### Aim
Count every line that has the word "τότε". Give the number, without anything more.

— begin —

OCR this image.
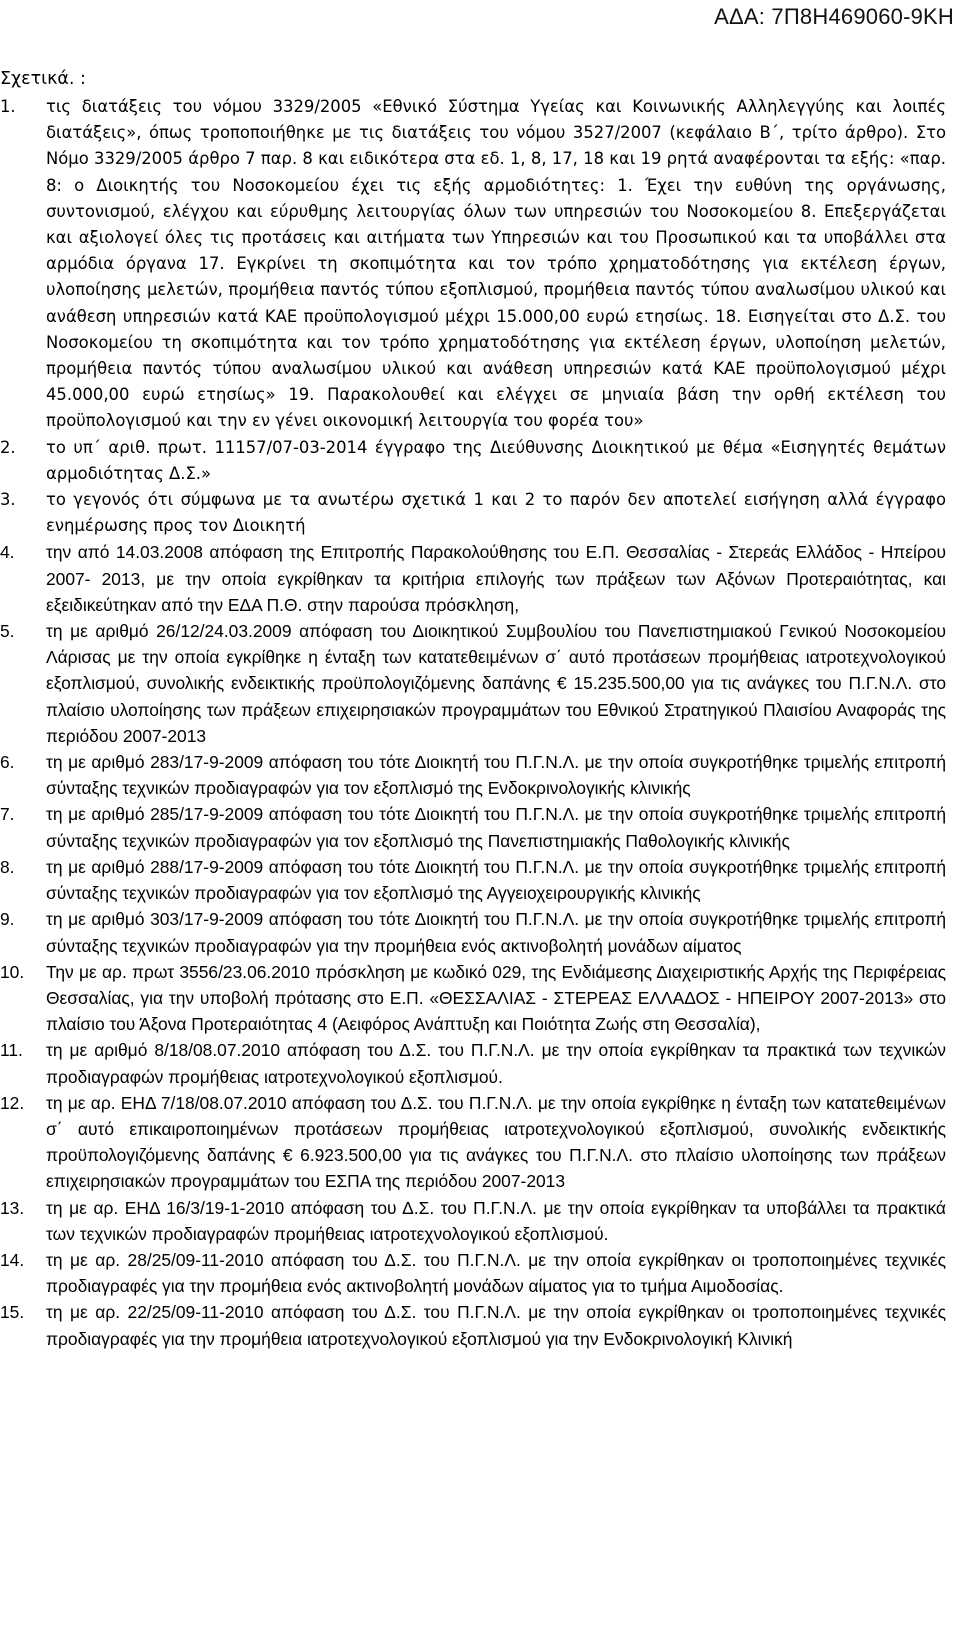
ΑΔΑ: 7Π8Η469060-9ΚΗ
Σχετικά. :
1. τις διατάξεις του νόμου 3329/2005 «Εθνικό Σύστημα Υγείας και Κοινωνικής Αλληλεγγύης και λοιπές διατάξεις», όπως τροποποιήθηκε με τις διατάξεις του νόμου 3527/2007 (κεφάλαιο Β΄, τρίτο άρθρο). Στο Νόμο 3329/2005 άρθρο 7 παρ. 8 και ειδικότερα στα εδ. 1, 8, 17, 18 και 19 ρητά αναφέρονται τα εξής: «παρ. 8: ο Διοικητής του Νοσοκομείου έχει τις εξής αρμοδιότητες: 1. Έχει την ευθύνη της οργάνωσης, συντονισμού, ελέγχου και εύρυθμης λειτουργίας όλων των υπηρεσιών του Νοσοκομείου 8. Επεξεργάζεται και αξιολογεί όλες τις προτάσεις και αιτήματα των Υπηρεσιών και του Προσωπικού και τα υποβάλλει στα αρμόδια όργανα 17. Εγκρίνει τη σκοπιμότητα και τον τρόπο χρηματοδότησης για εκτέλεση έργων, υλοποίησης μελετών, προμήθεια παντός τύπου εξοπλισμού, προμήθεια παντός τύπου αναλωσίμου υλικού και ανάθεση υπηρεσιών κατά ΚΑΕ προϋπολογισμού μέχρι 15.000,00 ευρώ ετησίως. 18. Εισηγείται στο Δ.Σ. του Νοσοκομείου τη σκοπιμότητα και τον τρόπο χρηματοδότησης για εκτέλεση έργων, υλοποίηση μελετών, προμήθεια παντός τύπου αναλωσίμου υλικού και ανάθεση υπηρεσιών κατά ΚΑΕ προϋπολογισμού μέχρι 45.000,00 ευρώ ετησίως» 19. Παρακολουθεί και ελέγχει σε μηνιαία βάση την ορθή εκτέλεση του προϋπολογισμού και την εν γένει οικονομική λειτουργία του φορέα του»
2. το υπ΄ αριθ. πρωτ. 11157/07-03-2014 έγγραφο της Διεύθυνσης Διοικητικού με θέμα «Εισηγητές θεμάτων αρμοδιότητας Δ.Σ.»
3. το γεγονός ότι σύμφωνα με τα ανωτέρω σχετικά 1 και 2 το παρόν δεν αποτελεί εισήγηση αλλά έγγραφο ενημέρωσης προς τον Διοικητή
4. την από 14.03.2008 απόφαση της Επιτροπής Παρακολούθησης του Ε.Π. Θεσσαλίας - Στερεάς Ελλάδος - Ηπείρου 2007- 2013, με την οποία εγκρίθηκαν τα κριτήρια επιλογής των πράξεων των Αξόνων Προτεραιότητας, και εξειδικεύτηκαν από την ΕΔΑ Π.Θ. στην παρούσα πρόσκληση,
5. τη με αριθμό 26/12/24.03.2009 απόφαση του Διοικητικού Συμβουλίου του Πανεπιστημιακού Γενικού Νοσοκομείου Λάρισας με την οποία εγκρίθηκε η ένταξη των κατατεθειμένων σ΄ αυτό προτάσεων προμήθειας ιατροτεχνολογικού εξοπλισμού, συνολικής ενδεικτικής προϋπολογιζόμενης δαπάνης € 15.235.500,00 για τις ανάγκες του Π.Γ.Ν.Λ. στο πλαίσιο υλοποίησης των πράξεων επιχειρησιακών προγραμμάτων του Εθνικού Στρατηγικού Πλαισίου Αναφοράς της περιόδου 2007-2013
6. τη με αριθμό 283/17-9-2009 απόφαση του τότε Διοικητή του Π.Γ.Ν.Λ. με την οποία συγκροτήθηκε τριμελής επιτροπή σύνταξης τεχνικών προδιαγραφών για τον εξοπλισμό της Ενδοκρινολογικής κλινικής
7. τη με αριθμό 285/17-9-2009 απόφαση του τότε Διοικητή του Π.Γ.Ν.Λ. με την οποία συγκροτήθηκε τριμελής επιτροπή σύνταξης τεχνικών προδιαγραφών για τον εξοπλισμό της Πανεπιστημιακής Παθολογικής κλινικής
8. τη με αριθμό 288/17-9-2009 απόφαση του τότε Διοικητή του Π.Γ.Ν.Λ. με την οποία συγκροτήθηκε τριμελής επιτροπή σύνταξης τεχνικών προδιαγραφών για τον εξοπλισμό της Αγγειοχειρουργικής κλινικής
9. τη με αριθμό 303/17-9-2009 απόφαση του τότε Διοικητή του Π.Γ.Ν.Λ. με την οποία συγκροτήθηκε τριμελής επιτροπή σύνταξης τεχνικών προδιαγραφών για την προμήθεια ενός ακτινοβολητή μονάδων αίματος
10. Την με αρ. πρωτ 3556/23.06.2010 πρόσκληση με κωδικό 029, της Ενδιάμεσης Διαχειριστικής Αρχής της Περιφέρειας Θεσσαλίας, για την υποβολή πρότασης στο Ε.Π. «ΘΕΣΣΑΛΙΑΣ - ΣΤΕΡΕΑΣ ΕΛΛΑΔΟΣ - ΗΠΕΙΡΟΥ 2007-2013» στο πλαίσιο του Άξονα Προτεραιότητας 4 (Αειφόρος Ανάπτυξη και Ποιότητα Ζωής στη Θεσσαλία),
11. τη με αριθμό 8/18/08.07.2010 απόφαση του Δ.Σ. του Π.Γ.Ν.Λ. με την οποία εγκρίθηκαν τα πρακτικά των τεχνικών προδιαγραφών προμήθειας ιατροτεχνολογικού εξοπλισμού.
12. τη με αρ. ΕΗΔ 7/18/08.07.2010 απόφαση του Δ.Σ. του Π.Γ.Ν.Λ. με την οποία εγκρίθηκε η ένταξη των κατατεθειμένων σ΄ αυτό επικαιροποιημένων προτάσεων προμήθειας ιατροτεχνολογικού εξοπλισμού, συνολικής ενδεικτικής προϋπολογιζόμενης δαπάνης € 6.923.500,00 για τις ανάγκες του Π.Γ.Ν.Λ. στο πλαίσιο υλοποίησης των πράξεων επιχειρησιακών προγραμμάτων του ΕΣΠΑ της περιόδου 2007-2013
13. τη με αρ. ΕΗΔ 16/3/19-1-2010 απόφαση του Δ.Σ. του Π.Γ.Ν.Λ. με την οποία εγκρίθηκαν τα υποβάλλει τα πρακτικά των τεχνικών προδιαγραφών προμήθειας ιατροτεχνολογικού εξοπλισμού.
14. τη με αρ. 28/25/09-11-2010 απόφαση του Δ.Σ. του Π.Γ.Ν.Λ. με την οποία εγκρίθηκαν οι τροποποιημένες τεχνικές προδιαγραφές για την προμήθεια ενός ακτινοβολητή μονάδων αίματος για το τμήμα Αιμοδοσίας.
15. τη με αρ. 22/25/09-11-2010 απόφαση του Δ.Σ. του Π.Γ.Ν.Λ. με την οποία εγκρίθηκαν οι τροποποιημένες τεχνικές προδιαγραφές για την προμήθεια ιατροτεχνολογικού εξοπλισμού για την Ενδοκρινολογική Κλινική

— end —

### Answer to the problem
4